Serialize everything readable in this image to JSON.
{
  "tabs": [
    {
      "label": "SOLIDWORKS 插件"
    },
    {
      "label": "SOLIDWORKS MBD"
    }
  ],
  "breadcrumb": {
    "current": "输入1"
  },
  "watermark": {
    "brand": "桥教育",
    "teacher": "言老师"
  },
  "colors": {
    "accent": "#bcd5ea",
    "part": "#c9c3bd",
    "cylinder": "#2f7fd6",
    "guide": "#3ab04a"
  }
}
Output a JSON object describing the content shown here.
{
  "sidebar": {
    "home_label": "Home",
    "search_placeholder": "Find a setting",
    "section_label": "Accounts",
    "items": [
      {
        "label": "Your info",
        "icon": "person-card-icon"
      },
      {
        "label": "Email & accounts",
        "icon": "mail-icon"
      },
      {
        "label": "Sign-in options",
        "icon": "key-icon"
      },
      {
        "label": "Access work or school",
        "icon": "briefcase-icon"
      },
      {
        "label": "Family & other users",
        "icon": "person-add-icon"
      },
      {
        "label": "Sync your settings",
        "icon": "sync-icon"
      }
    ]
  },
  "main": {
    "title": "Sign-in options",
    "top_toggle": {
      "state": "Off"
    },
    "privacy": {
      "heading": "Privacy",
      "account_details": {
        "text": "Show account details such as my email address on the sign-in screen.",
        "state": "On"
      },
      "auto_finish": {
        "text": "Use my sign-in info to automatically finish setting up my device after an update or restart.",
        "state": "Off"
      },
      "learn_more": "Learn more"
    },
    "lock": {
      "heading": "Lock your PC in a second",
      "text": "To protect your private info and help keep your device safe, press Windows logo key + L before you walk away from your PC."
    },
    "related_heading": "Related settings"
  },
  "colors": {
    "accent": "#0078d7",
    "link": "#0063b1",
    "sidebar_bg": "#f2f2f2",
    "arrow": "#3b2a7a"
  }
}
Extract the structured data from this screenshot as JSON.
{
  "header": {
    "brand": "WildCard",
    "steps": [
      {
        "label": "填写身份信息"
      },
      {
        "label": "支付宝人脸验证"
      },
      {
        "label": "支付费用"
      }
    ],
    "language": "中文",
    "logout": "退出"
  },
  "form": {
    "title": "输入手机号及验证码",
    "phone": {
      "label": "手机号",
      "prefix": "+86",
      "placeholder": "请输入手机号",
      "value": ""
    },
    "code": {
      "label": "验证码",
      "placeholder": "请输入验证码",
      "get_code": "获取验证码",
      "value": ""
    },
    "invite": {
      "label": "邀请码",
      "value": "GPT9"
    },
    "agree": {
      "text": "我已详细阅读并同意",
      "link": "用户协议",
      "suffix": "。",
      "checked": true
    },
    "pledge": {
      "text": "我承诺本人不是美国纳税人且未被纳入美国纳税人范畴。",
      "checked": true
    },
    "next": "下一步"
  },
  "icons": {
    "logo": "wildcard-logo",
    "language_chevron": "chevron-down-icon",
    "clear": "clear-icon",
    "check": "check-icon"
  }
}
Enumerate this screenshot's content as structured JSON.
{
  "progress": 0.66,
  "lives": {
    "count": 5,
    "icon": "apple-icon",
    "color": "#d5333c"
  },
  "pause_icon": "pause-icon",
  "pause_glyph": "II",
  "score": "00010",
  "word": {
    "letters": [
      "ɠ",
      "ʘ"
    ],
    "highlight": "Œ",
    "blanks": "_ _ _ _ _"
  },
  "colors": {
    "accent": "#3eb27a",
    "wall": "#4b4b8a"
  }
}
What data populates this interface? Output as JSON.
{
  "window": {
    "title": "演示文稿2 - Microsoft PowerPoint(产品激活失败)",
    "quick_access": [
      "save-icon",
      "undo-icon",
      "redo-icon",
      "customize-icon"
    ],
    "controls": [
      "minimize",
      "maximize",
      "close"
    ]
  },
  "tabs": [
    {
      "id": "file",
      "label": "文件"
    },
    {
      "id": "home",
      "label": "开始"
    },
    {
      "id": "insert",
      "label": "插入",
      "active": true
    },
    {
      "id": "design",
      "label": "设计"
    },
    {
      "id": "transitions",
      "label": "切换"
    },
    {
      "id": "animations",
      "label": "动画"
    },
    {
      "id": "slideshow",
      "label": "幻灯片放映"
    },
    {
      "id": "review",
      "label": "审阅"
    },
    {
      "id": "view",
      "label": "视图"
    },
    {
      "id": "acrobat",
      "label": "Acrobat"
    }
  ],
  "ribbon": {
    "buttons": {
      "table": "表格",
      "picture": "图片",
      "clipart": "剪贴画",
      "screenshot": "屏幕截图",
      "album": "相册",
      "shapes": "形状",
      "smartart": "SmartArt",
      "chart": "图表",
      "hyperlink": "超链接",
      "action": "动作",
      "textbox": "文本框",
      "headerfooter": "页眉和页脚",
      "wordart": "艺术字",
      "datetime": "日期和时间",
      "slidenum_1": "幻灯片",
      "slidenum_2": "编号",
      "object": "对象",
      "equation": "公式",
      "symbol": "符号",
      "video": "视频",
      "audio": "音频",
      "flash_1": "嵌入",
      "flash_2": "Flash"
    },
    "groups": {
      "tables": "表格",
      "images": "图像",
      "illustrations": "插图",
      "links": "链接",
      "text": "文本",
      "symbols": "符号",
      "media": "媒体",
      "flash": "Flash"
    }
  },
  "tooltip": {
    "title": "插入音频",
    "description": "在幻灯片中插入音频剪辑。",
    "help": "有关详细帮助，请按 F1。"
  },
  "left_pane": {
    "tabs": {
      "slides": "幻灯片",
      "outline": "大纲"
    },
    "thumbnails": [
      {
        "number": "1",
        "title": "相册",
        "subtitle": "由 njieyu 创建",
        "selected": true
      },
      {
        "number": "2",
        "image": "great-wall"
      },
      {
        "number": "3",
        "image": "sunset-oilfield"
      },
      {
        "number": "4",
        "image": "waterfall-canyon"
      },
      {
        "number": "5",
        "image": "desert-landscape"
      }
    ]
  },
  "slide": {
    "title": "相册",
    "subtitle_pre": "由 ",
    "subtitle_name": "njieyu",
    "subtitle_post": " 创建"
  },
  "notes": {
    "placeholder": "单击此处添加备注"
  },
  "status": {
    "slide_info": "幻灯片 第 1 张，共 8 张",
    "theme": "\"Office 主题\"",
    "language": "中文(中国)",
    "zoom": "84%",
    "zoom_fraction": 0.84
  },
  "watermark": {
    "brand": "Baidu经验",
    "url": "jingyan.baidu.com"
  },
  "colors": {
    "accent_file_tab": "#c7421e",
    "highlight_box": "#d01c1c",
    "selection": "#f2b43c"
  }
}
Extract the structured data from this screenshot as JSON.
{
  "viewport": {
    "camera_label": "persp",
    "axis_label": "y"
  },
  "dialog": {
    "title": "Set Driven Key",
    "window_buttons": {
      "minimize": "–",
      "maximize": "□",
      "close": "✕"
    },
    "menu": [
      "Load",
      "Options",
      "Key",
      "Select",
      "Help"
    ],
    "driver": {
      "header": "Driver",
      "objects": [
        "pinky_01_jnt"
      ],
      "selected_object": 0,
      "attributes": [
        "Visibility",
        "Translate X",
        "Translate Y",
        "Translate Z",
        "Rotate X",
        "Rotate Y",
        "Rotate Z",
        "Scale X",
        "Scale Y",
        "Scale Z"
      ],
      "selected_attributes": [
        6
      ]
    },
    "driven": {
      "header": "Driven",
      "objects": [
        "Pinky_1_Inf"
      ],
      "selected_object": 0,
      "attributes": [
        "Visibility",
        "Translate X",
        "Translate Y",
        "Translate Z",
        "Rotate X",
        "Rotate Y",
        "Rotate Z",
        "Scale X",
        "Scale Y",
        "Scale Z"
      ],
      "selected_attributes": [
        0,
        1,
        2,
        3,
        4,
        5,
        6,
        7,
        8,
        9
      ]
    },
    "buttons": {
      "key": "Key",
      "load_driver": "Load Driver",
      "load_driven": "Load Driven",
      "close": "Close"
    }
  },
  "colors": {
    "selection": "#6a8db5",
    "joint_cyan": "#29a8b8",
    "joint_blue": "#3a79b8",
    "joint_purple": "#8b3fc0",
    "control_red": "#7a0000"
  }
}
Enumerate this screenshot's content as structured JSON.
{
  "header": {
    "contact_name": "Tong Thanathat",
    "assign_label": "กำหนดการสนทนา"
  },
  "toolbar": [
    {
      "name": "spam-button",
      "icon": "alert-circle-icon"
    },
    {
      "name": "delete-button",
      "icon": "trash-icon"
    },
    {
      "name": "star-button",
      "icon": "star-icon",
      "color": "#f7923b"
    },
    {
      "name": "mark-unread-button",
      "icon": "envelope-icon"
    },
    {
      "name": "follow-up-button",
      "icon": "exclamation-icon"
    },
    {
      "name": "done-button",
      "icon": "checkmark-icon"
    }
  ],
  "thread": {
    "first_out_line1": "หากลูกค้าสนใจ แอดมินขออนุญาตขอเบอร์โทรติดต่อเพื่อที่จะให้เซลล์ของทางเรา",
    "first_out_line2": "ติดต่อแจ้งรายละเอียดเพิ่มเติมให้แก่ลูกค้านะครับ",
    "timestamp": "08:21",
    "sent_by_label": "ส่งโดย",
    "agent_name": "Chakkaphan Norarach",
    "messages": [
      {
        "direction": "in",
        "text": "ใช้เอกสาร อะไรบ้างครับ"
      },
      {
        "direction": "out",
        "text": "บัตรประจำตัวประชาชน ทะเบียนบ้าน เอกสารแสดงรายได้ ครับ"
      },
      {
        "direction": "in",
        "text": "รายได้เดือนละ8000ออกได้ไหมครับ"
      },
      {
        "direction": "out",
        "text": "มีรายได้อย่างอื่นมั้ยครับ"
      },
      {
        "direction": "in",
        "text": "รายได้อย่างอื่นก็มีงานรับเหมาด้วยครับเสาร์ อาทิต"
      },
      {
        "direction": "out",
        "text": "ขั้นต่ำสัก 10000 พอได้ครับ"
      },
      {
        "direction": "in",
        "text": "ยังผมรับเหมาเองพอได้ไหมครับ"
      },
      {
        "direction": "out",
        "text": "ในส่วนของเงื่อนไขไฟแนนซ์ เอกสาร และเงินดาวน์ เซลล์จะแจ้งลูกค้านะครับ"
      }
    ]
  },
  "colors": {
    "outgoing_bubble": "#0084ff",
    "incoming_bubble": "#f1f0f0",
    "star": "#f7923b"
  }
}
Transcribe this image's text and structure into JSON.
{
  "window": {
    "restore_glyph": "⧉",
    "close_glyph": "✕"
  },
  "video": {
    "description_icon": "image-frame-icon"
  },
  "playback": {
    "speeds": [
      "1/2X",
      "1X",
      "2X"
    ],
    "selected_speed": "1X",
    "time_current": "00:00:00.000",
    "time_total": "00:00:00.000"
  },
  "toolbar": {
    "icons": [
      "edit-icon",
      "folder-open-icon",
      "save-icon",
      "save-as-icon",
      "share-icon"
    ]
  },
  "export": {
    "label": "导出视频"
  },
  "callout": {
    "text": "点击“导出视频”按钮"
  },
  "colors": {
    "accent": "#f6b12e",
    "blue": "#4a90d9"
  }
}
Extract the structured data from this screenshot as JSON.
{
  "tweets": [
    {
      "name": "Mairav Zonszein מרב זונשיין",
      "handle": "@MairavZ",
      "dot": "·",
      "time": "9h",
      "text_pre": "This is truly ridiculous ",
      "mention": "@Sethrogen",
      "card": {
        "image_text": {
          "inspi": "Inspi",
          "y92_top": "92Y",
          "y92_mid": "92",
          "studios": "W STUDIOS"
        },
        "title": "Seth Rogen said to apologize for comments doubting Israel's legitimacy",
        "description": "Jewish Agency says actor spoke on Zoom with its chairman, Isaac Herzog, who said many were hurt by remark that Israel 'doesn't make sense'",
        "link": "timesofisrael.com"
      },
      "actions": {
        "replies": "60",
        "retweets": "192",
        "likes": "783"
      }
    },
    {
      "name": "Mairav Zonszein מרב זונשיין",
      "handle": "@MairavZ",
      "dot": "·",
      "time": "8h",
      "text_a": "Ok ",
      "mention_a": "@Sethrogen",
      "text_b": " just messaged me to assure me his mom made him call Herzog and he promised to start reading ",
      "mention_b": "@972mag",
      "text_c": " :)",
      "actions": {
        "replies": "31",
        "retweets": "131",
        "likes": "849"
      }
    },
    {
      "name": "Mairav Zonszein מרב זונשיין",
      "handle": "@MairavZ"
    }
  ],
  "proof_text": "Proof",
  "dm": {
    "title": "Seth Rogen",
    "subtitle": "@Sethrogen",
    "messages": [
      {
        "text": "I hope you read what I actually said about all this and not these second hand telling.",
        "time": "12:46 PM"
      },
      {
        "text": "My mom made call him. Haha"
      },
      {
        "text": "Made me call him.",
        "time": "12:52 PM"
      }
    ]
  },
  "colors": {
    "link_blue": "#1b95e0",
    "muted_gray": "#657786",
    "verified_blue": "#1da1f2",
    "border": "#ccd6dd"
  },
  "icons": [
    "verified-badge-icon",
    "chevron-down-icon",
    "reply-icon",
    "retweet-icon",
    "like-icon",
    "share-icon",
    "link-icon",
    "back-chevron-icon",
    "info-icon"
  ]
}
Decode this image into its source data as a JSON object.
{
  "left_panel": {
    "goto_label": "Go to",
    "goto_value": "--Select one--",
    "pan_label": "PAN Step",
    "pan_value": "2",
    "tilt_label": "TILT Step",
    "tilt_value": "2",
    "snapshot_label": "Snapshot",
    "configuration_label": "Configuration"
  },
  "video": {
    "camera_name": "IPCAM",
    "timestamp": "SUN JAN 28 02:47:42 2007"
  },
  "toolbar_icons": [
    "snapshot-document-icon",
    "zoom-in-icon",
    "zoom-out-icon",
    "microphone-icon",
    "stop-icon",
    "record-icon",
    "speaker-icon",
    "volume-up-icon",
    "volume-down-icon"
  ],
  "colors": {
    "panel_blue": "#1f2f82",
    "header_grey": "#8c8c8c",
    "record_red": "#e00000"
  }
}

__________________________________________________

▸ **THE TASK**:
Write out the lines above, starting at the line that contains "Decode this image" and ending with the final line, and nothing else; copy them exactly.

▸ **RESULT**:
Decode this image into its source data as a JSON object.
{
  "left_panel": {
    "goto_label": "Go to",
    "goto_value": "--Select one--",
    "pan_label": "PAN Step",
    "pan_value": "2",
    "tilt_label": "TILT Step",
    "tilt_value": "2",
    "snapshot_label": "Snapshot",
    "configuration_label": "Configuration"
  },
  "video": {
    "camera_name": "IPCAM",
    "timestamp": "SUN JAN 28 02:47:42 2007"
  },
  "toolbar_icons": [
    "snapshot-document-icon",
    "zoom-in-icon",
    "zoom-out-icon",
    "microphone-icon",
    "stop-icon",
    "record-icon",
    "speaker-icon",
    "volume-up-icon",
    "volume-down-icon"
  ],
  "colors": {
    "panel_blue": "#1f2f82",
    "header_grey": "#8c8c8c",
    "record_red": "#e00000"
  }
}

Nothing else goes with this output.